/---
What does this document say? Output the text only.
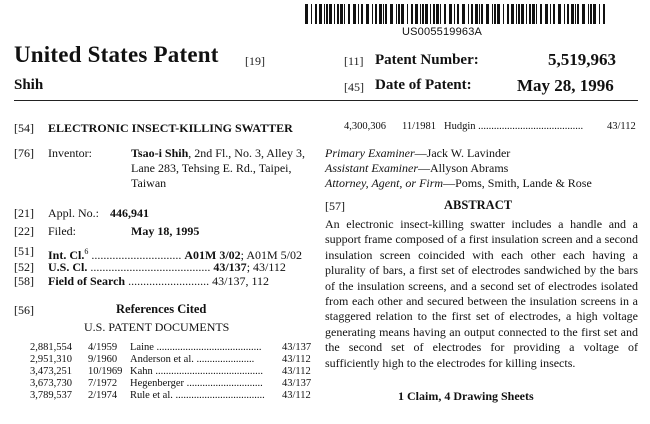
US005519963A
United States Patent [19]
Shih
[11] Patent Number:	5,519,963
[45] Date of Patent:	May 28, 1996
[54] ELECTRONIC INSECT-KILLING SWATTER
[76] Inventor:	Tsao-i Shih, 2nd Fl., No. 3, Alley 3,
Lane 283, Tehsing E. Rd., Taipei,
Taiwan
[21] Appl. No.: 446,941
[22] Filed:	May 18, 1995
[51] Int. Cl.$^6$ .............................. A01M 3/02; A01M 5/02
[52] U.S. Cl. ........................................ 43/137; 43/112
[58] Field of Search ........................... 43/137, 112
[56]	References Cited
U.S. PATENT DOCUMENTS
2,881,554 4/1959 Laine ........................................	43/137
2,951,310 9/1960 Anderson et al. ......................	43/112
3,473,251 10/1969 Kahn .........................................	43/112
3,673,730 7/1972 Hegenberger .............................	43/137
3,789,537 2/1974 Rule et al. ..................................	43/112
4,300,306 11/1981 Hudgin ........................................	43/112
Primary Examiner—Jack W. Lavinder
Assistant Examiner—Allyson Abrams
Attorney, Agent, or Firm—Poms, Smith, Lande & Rose
[57]	ABSTRACT
An electronic insect-killing swatter includes a handle and a support frame composed of a first insulation screen and a second insulation screen coincided with each other each having a plurality of bars, a first set of electrodes sandwiched by the bars of the insulation screens, and a second set of electrodes isolated from each other and secured between the insulation screens in a staggered relation to the first set of electrodes, a high voltage generating means having an output connected to the first set and the second set of electrodes for providing a voltage of sufficiently high to the electrodes for killing insects.
1 Claim, 4 Drawing Sheets
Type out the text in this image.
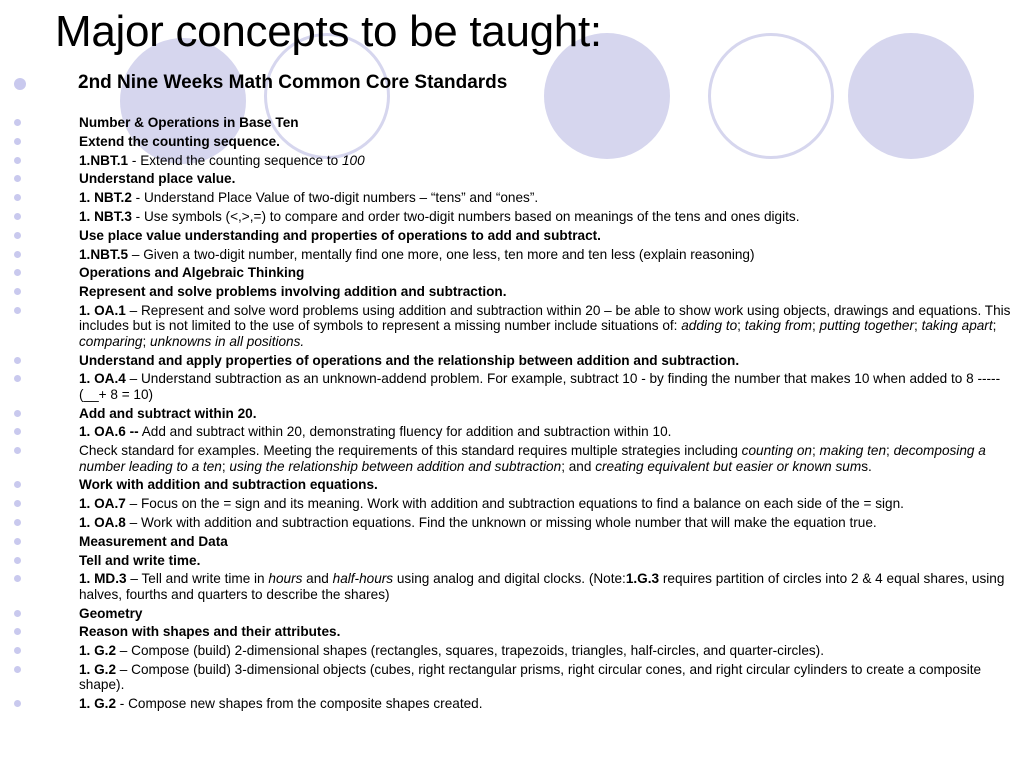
Major concepts to be taught:
2nd Nine Weeks Math Common Core Standards
Number & Operations in Base Ten
Extend the counting sequence.
1.NBT.1 - Extend the counting sequence to 100
Understand place value.
1. NBT.2 - Understand Place Value of two-digit numbers – “tens” and “ones”.
1. NBT.3 - Use symbols (<,>,=) to compare and order two-digit numbers based on meanings of the tens and ones digits.
Use place value understanding and properties of operations to add and subtract.
1.NBT.5 – Given a two-digit number, mentally find one more, one less, ten more and ten less (explain reasoning)
Operations and Algebraic Thinking
Represent and solve problems involving addition and subtraction.
1. OA.1 – Represent and solve word problems using addition and subtraction within 20 – be able to show work using objects, drawings and equations. This includes but is not limited to the use of symbols to represent a missing number include situations of: adding to; taking from; putting together; taking apart; comparing; unknowns in all positions.
Understand and apply properties of operations and the relationship between addition and subtraction.
1. OA.4 – Understand subtraction as an unknown-addend problem. For example, subtract 10 - by finding the number that makes 10 when added to 8 ----- (__+ 8 = 10)
Add and subtract within 20.
1. OA.6 -- Add and subtract within 20, demonstrating fluency for addition and subtraction within 10.
Check standard for examples. Meeting the requirements of this standard requires multiple strategies including counting on; making ten; decomposing a number leading to a ten; using the relationship between addition and subtraction; and creating equivalent but easier or known sums.
Work with addition and subtraction equations.
1. OA.7 – Focus on the = sign and its meaning. Work with addition and subtraction equations to find a balance on each side of the = sign.
1. OA.8 – Work with addition and subtraction equations. Find the unknown or missing whole number that will make the equation true.
Measurement and Data
Tell and write time.
1. MD.3 – Tell and write time in hours and half-hours using analog and digital clocks. (Note:1.G.3 requires partition of circles into 2 & 4 equal shares, using halves, fourths and quarters to describe the shares)
Geometry
Reason with shapes and their attributes.
1. G.2 – Compose (build) 2-dimensional shapes (rectangles, squares, trapezoids, triangles, half-circles, and quarter-circles).
1. G.2 – Compose (build) 3-dimensional objects (cubes, right rectangular prisms, right circular cones, and right circular cylinders to create a composite shape).
1. G.2 - Compose new shapes from the composite shapes created.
\---
What to work on » Pull out every line in the material above where "that" occurs.

Answer for the task »
1. OA.4 – Understand subtraction as an unknown-addend problem. For example, subtract 10 - by finding the number that makes 10 when added to 8 ----- (__+ 8 = 10)
1. OA.8 – Work with addition and subtraction equations. Find the unknown or missing whole number that will make the equation true.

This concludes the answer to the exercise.